WHAT IS REQUIRED
Output each entry verbatim and exclude every picture from it.

PROVIDED MATERIAL
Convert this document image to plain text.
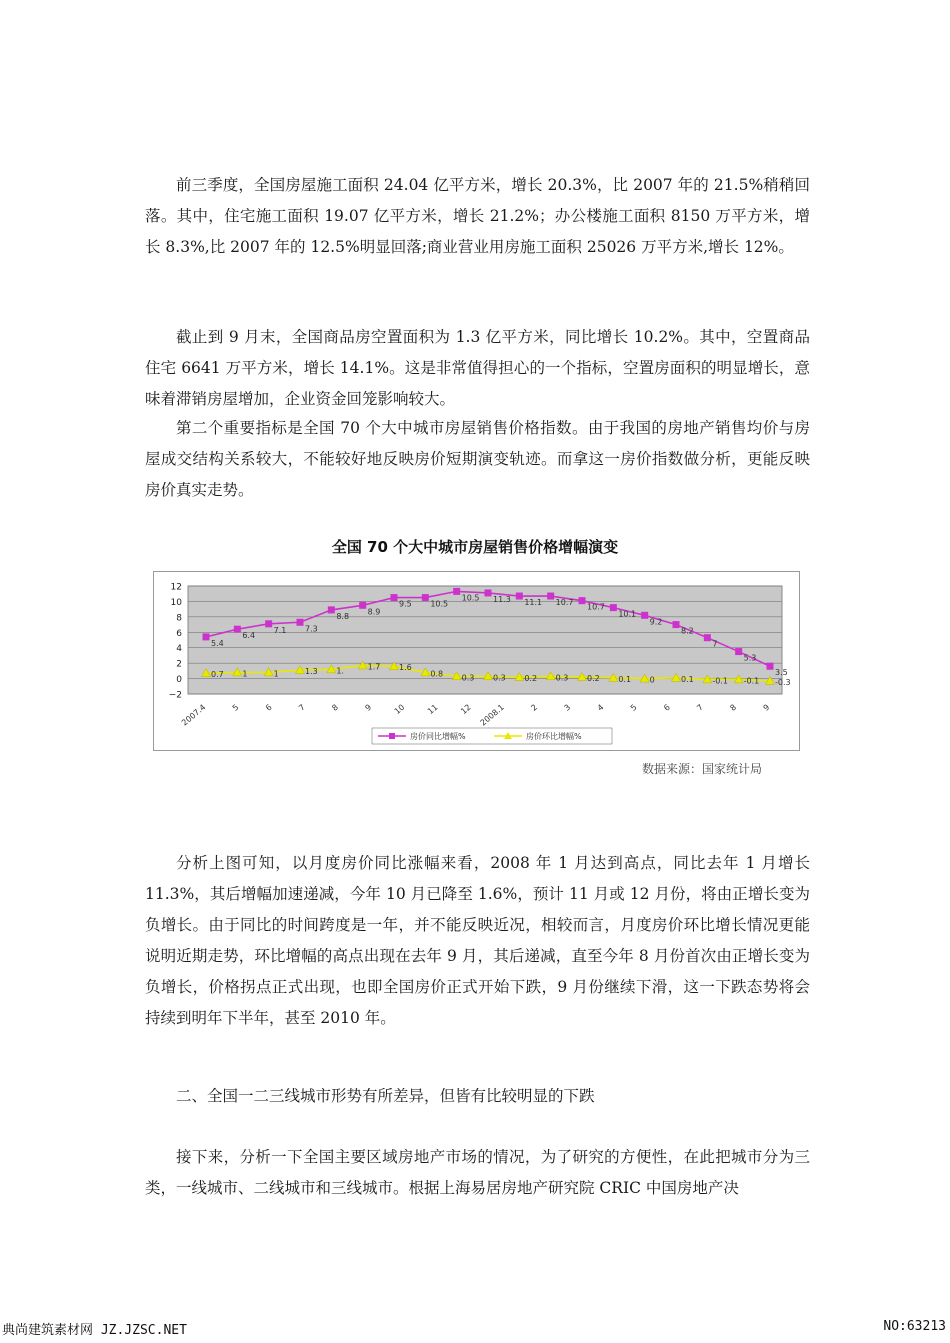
前三季度，全国房屋施工面积 24.04 亿平方米，增长 20.3%，比 2007 年的 21.5%稍稍回落。其中，住宅施工面积 19.07 亿平方米，增长 21.2%；办公楼施工面积 8150 万平方米，增长 8.3%,比 2007 年的 12.5%明显回落;商业营业用房施工面积 25026 万平方米,增长 12%。

截止到 9 月末，全国商品房空置面积为 1.3 亿平方米，同比增长 10.2%。其中，空置商品住宅 6641 万平方米，增长 14.1%。这是非常值得担心的一个指标，空置房面积的明显增长，意味着滞销房屋增加，企业资金回笼影响较大。

第二个重要指标是全国 70 个大中城市房屋销售价格指数。由于我国的房地产销售均价与房屋成交结构关系较大，不能较好地反映房价短期演变轨迹。而拿这一房价指数做分析，更能反映房价真实走势。

全国 70 个大中城市房屋销售价格增幅演变
−2
0
2
4
6
8
10
12
2007.4	5	6	7	8	9 10 11 12 2008.1	2	3	4	5	6	7	8	9
5.4
6.4
7.1 7.3
8.8
8.9
9.5 10.5
10.5 11.3 11.1 10.7
10.7
10.1
9.2
8.2
7
5.3
3.5
0.7 1	1	1.3 1.	1.7 1.6
0.8 0.3 0.3 0.2 0.3 0.2 0.1 0	0.1 -0.1 -0.1 -0.3
房价同比增幅%	房价环比增幅%
数据来源：国家统计局

分析上图可知，以月度房价同比涨幅来看，2008 年 1 月达到高点，同比去年 1 月增长 11.3%，其后增幅加速递减，今年 10 月已降至 1.6%，预计 11 月或 12 月份，将由正增长变为负增长。由于同比的时间跨度是一年，并不能反映近况，相较而言，月度房价环比增长情况更能说明近期走势，环比增幅的高点出现在去年 9 月，其后递减，直至今年 8 月份首次由正增长变为负增长，价格拐点正式出现，也即全国房价正式开始下跌，9 月份继续下滑，这一下跌态势将会持续到明年下半年，甚至 2010 年。

二、全国一二三线城市形势有所差异，但皆有比较明显的下跌

接下来，分析一下全国主要区域房地产市场的情况，为了研究的方便性，在此把城市分为三类，一线城市、二线城市和三线城市。根据上海易居房地产研究院 CRIC 中国房地产决

典尚建筑素材网 JZ.JZSC.NET	NO:63213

COMPLETED TASK
Convert this document image to plain text.
前三季度，全国房屋施工面积 24.04 亿平方米，增长 20.3%，比 2007 年的 21.5%稍稍回落。其中，住宅施工面积 19.07 亿平方米，增长 21.2%；办公楼施工面积 8150 万平方米，增长 8.3%,比 2007 年的 12.5%明显回落;商业营业用房施工面积 25026 万平方米,增长 12%。

截止到 9 月末，全国商品房空置面积为 1.3 亿平方米，同比增长 10.2%。其中，空置商品住宅 6641 万平方米，增长 14.1%。这是非常值得担心的一个指标，空置房面积的明显增长，意味着滞销房屋增加，企业资金回笼影响较大。

第二个重要指标是全国 70 个大中城市房屋销售价格指数。由于我国的房地产销售均价与房屋成交结构关系较大，不能较好地反映房价短期演变轨迹。而拿这一房价指数做分析，更能反映房价真实走势。

全国 70 个大中城市房屋销售价格增幅演变
−2
0
2
4
6
8
10
12
2007.4	5	6	7	8	9 10 11 12 2008.1	2	3	4	5	6	7	8	9
5.4
6.4
7.1 7.3
8.8
8.9
9.5 10.5
10.5 11.3 11.1 10.7
10.7
10.1
9.2
8.2
7
5.3
3.5
0.7 1	1	1.3 1.	1.7 1.6
0.8 0.3 0.3 0.2 0.3 0.2 0.1 0	0.1 -0.1 -0.1 -0.3
房价同比增幅%	房价环比增幅%
数据来源：国家统计局

分析上图可知，以月度房价同比涨幅来看，2008 年 1 月达到高点，同比去年 1 月增长 11.3%，其后增幅加速递减，今年 10 月已降至 1.6%，预计 11 月或 12 月份，将由正增长变为负增长。由于同比的时间跨度是一年，并不能反映近况，相较而言，月度房价环比增长情况更能说明近期走势，环比增幅的高点出现在去年 9 月，其后递减，直至今年 8 月份首次由正增长变为负增长，价格拐点正式出现，也即全国房价正式开始下跌，9 月份继续下滑，这一下跌态势将会持续到明年下半年，甚至 2010 年。

二、全国一二三线城市形势有所差异，但皆有比较明显的下跌

接下来，分析一下全国主要区域房地产市场的情况，为了研究的方便性，在此把城市分为三类，一线城市、二线城市和三线城市。根据上海易居房地产研究院 CRIC 中国房地产决

典尚建筑素材网 JZ.JZSC.NET	NO:63213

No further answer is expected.